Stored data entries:

start

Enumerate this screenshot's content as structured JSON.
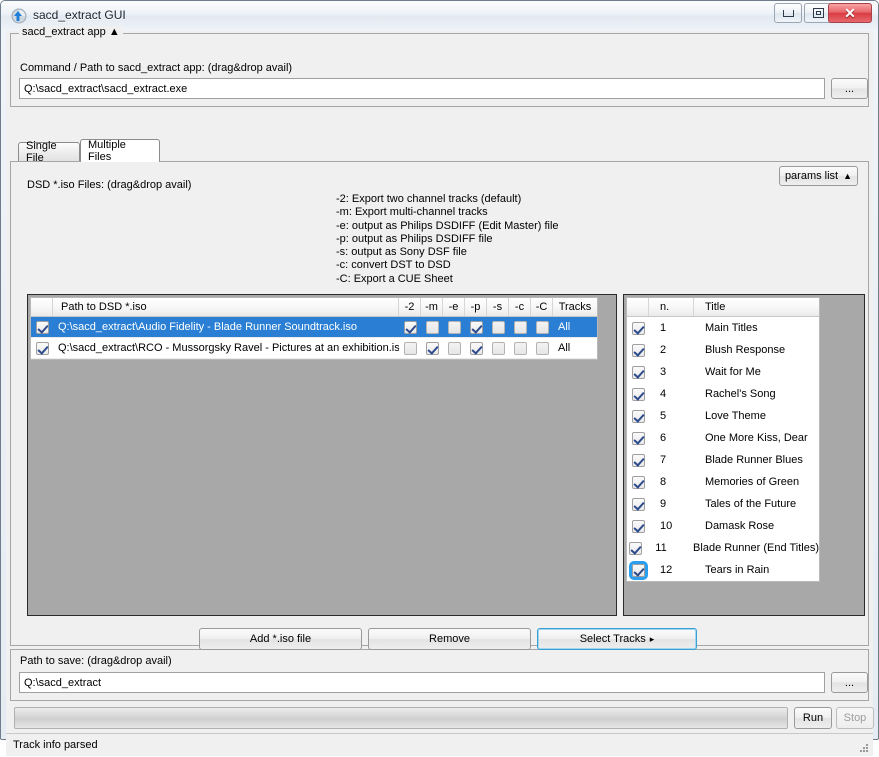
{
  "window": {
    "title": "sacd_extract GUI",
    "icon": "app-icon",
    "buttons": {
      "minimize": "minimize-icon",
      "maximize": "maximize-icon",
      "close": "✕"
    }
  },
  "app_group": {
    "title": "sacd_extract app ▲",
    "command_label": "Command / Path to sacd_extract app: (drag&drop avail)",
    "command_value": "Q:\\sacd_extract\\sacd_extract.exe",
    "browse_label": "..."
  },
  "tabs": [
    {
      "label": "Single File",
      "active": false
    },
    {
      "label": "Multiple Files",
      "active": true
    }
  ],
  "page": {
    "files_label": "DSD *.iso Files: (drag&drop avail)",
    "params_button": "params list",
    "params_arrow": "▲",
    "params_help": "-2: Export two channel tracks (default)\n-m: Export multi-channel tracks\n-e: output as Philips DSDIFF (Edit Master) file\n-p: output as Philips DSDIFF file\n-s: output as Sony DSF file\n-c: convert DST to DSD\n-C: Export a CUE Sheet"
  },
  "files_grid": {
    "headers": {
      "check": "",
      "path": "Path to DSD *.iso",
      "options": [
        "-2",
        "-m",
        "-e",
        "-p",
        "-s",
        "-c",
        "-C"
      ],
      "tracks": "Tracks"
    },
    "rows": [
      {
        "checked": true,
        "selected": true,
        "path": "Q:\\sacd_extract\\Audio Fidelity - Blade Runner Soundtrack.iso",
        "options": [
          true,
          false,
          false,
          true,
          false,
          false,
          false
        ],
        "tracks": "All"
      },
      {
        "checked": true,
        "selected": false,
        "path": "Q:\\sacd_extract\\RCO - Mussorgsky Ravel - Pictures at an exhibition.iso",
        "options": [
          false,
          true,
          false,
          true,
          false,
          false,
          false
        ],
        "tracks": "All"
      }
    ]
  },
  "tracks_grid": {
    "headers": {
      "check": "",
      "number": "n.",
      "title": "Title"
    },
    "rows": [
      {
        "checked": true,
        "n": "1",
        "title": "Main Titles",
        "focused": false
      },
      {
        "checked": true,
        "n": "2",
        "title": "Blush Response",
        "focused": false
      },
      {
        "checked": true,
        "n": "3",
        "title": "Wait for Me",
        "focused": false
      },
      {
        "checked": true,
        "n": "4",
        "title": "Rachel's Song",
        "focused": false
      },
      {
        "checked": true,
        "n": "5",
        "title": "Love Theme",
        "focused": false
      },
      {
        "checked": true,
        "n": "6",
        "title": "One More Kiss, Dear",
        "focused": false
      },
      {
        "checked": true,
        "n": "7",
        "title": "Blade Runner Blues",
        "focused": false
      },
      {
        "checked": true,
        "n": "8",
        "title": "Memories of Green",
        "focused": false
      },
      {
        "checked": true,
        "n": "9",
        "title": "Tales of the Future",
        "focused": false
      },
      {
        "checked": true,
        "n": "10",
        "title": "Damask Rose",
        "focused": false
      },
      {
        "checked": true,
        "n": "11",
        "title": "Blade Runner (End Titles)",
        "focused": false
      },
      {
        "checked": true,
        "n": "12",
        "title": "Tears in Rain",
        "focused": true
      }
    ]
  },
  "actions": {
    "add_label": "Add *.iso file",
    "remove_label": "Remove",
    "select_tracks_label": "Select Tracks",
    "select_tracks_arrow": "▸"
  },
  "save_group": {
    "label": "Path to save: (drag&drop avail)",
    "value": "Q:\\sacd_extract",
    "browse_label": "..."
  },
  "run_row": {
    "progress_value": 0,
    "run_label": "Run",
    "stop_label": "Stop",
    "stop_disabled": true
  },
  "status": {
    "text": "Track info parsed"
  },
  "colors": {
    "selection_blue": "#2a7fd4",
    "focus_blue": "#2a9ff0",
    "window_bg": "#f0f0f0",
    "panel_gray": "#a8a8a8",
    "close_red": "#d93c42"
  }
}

end

Pull out each line of the entries that contains "avail".

• [OUTPUT FOR THIS EXERCISE]
    "command_label": "Command / Path to sacd_extract app: (drag&drop avail)",
    "files_label": "DSD *.iso Files: (drag&drop avail)",
    "label": "Path to save: (drag&drop avail)",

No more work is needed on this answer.